DATA ENTRIES:

__________

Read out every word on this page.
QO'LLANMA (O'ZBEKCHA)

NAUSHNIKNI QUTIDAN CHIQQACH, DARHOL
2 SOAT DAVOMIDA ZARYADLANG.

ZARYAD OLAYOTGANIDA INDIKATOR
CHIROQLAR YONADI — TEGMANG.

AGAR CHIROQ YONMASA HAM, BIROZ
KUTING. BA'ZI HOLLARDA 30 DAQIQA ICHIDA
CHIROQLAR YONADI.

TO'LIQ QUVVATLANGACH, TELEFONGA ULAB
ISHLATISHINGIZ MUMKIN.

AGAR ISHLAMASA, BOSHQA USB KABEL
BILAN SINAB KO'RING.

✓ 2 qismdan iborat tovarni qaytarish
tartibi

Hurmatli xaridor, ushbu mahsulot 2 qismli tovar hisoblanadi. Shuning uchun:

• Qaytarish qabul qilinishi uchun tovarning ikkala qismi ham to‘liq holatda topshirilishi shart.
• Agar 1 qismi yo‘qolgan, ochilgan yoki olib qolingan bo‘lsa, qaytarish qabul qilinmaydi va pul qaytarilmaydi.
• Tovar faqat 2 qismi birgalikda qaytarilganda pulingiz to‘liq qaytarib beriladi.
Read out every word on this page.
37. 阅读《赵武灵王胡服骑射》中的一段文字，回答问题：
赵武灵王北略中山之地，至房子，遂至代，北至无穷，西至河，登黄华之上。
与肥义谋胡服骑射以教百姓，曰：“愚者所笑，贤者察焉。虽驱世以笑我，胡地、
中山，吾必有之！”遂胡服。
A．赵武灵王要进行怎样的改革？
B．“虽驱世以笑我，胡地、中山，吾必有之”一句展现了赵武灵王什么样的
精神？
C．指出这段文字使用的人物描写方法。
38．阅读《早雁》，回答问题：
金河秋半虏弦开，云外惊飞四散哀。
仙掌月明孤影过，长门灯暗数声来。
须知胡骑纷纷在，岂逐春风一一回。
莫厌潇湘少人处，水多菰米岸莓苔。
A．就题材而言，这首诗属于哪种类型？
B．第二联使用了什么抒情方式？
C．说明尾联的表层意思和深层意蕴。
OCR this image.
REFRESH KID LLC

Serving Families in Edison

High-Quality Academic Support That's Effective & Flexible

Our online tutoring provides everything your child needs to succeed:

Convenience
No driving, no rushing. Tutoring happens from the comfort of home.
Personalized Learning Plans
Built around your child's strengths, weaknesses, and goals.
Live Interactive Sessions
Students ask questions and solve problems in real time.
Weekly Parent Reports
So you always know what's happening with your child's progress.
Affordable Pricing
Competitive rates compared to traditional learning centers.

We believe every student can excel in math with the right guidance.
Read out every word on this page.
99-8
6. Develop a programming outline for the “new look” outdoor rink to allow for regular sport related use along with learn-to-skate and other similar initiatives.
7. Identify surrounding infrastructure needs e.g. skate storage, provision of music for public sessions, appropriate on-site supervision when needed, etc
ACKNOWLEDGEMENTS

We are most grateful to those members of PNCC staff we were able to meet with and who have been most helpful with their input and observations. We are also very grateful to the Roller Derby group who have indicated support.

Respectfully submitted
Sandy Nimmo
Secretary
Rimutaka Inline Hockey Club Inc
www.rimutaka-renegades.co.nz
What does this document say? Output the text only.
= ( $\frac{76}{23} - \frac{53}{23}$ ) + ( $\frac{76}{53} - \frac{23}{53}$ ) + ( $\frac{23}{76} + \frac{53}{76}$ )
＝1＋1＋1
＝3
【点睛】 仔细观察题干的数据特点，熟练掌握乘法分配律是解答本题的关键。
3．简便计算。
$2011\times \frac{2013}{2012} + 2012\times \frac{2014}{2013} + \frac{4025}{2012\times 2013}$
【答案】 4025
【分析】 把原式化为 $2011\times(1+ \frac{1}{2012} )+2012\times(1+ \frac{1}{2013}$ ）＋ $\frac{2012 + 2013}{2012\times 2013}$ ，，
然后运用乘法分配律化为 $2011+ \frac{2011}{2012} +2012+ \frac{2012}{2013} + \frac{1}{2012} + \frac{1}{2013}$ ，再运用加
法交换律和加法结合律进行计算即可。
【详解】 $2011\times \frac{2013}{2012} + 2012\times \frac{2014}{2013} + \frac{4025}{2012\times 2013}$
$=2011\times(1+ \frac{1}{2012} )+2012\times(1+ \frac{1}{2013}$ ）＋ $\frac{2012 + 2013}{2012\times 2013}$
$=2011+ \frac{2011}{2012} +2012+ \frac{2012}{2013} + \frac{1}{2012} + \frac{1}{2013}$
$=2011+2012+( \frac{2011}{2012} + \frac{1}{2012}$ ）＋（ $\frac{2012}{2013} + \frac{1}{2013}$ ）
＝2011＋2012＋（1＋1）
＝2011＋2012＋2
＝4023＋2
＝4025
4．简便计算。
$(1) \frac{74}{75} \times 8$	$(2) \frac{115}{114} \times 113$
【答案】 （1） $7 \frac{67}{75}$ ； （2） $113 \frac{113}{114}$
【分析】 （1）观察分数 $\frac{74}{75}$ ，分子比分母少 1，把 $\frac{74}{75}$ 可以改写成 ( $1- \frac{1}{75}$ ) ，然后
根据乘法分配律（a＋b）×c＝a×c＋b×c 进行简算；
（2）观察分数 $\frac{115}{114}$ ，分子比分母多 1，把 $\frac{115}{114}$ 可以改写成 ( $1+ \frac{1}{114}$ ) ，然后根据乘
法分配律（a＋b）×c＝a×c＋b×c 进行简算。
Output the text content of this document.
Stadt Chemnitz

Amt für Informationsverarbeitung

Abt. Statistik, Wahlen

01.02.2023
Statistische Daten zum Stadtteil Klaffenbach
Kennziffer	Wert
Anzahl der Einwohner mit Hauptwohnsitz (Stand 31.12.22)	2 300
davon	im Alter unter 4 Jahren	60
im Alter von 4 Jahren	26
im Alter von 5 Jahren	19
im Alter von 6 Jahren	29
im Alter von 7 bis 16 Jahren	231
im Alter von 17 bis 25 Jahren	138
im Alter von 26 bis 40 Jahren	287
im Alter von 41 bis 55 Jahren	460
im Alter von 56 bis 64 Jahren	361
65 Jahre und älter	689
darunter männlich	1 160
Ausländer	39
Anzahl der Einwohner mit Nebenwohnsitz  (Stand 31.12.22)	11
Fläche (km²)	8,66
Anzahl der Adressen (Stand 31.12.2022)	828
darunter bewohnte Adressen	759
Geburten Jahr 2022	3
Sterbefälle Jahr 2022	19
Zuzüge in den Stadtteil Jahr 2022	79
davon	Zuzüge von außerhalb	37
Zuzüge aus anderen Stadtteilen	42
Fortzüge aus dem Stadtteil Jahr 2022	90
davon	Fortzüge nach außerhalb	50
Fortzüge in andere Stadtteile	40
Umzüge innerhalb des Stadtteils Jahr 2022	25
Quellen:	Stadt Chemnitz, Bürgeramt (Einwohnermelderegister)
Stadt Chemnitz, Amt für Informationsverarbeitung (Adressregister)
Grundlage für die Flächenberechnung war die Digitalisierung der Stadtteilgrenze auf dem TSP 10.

__________

WRITTEN TASK: Set down all of the data above, word for word.

SOLVED EXERCISE:
Read out every word on this page.
QO'LLANMA (O'ZBEKCHA)

NAUSHNIKNI QUTIDAN CHIQQACH, DARHOL
2 SOAT DAVOMIDA ZARYADLANG.

ZARYAD OLAYOTGANIDA INDIKATOR
CHIROQLAR YONADI — TEGMANG.

AGAR CHIROQ YONMASA HAM, BIROZ
KUTING. BA'ZI HOLLARDA 30 DAQIQA ICHIDA
CHIROQLAR YONADI.

TO'LIQ QUVVATLANGACH, TELEFONGA ULAB
ISHLATISHINGIZ MUMKIN.

AGAR ISHLAMASA, BOSHQA USB KABEL
BILAN SINAB KO'RING.

✓ 2 qismdan iborat tovarni qaytarish
tartibi

Hurmatli xaridor, ushbu mahsulot 2 qismli tovar hisoblanadi. Shuning uchun:

• Qaytarish qabul qilinishi uchun tovarning ikkala qismi ham to‘liq holatda topshirilishi shart.
• Agar 1 qismi yo‘qolgan, ochilgan yoki olib qolingan bo‘lsa, qaytarish qabul qilinmaydi va pul qaytarilmaydi.
• Tovar faqat 2 qismi birgalikda qaytarilganda pulingiz to‘liq qaytarib beriladi.
Read out every word on this page.
37. 阅读《赵武灵王胡服骑射》中的一段文字，回答问题：
赵武灵王北略中山之地，至房子，遂至代，北至无穷，西至河，登黄华之上。
与肥义谋胡服骑射以教百姓，曰：“愚者所笑，贤者察焉。虽驱世以笑我，胡地、
中山，吾必有之！”遂胡服。
A．赵武灵王要进行怎样的改革？
B．“虽驱世以笑我，胡地、中山，吾必有之”一句展现了赵武灵王什么样的
精神？
C．指出这段文字使用的人物描写方法。
38．阅读《早雁》，回答问题：
金河秋半虏弦开，云外惊飞四散哀。
仙掌月明孤影过，长门灯暗数声来。
须知胡骑纷纷在，岂逐春风一一回。
莫厌潇湘少人处，水多菰米岸莓苔。
A．就题材而言，这首诗属于哪种类型？
B．第二联使用了什么抒情方式？
C．说明尾联的表层意思和深层意蕴。
OCR this image.
REFRESH KID LLC

Serving Families in Edison

High-Quality Academic Support That's Effective & Flexible

Our online tutoring provides everything your child needs to succeed:

Convenience
No driving, no rushing. Tutoring happens from the comfort of home.
Personalized Learning Plans
Built around your child's strengths, weaknesses, and goals.
Live Interactive Sessions
Students ask questions and solve problems in real time.
Weekly Parent Reports
So you always know what's happening with your child's progress.
Affordable Pricing
Competitive rates compared to traditional learning centers.

We believe every student can excel in math with the right guidance.
Read out every word on this page.
99-8
6. Develop a programming outline for the “new look” outdoor rink to allow for regular sport related use along with learn-to-skate and other similar initiatives.
7. Identify surrounding infrastructure needs e.g. skate storage, provision of music for public sessions, appropriate on-site supervision when needed, etc
ACKNOWLEDGEMENTS

We are most grateful to those members of PNCC staff we were able to meet with and who have been most helpful with their input and observations. We are also very grateful to the Roller Derby group who have indicated support.

Respectfully submitted
Sandy Nimmo
Secretary
Rimutaka Inline Hockey Club Inc
www.rimutaka-renegades.co.nz
What does this document say? Output the text only.
= ( $\frac{76}{23} - \frac{53}{23}$ ) + ( $\frac{76}{53} - \frac{23}{53}$ ) + ( $\frac{23}{76} + \frac{53}{76}$ )
＝1＋1＋1
＝3
【点睛】 仔细观察题干的数据特点，熟练掌握乘法分配律是解答本题的关键。
3．简便计算。
$2011\times \frac{2013}{2012} + 2012\times \frac{2014}{2013} + \frac{4025}{2012\times 2013}$
【答案】 4025
【分析】 把原式化为 $2011\times(1+ \frac{1}{2012} )+2012\times(1+ \frac{1}{2013}$ ）＋ $\frac{2012 + 2013}{2012\times 2013}$ ，，
然后运用乘法分配律化为 $2011+ \frac{2011}{2012} +2012+ \frac{2012}{2013} + \frac{1}{2012} + \frac{1}{2013}$ ，再运用加
法交换律和加法结合律进行计算即可。
【详解】 $2011\times \frac{2013}{2012} + 2012\times \frac{2014}{2013} + \frac{4025}{2012\times 2013}$
$=2011\times(1+ \frac{1}{2012} )+2012\times(1+ \frac{1}{2013}$ ）＋ $\frac{2012 + 2013}{2012\times 2013}$
$=2011+ \frac{2011}{2012} +2012+ \frac{2012}{2013} + \frac{1}{2012} + \frac{1}{2013}$
$=2011+2012+( \frac{2011}{2012} + \frac{1}{2012}$ ）＋（ $\frac{2012}{2013} + \frac{1}{2013}$ ）
＝2011＋2012＋（1＋1）
＝2011＋2012＋2
＝4023＋2
＝4025
4．简便计算。
$(1) \frac{74}{75} \times 8$	$(2) \frac{115}{114} \times 113$
【答案】 （1） $7 \frac{67}{75}$ ； （2） $113 \frac{113}{114}$
【分析】 （1）观察分数 $\frac{74}{75}$ ，分子比分母少 1，把 $\frac{74}{75}$ 可以改写成 ( $1- \frac{1}{75}$ ) ，然后
根据乘法分配律（a＋b）×c＝a×c＋b×c 进行简算；
（2）观察分数 $\frac{115}{114}$ ，分子比分母多 1，把 $\frac{115}{114}$ 可以改写成 ( $1+ \frac{1}{114}$ ) ，然后根据乘
法分配律（a＋b）×c＝a×c＋b×c 进行简算。
Output the text content of this document.
Stadt Chemnitz

Amt für Informationsverarbeitung

Abt. Statistik, Wahlen

01.02.2023
Statistische Daten zum Stadtteil Klaffenbach
Kennziffer	Wert
Anzahl der Einwohner mit Hauptwohnsitz (Stand 31.12.22)	2 300
davon	im Alter unter 4 Jahren	60
im Alter von 4 Jahren	26
im Alter von 5 Jahren	19
im Alter von 6 Jahren	29
im Alter von 7 bis 16 Jahren	231
im Alter von 17 bis 25 Jahren	138
im Alter von 26 bis 40 Jahren	287
im Alter von 41 bis 55 Jahren	460
im Alter von 56 bis 64 Jahren	361
65 Jahre und älter	689
darunter männlich	1 160
Ausländer	39
Anzahl der Einwohner mit Nebenwohnsitz  (Stand 31.12.22)	11
Fläche (km²)	8,66
Anzahl der Adressen (Stand 31.12.2022)	828
darunter bewohnte Adressen	759
Geburten Jahr 2022	3
Sterbefälle Jahr 2022	19
Zuzüge in den Stadtteil Jahr 2022	79
davon	Zuzüge von außerhalb	37
Zuzüge aus anderen Stadtteilen	42
Fortzüge aus dem Stadtteil Jahr 2022	90
davon	Fortzüge nach außerhalb	50
Fortzüge in andere Stadtteile	40
Umzüge innerhalb des Stadtteils Jahr 2022	25
Quellen:	Stadt Chemnitz, Bürgeramt (Einwohnermelderegister)
Stadt Chemnitz, Amt für Informationsverarbeitung (Adressregister)
Grundlage für die Flächenberechnung war die Digitalisierung der Stadtteilgrenze auf dem TSP 10.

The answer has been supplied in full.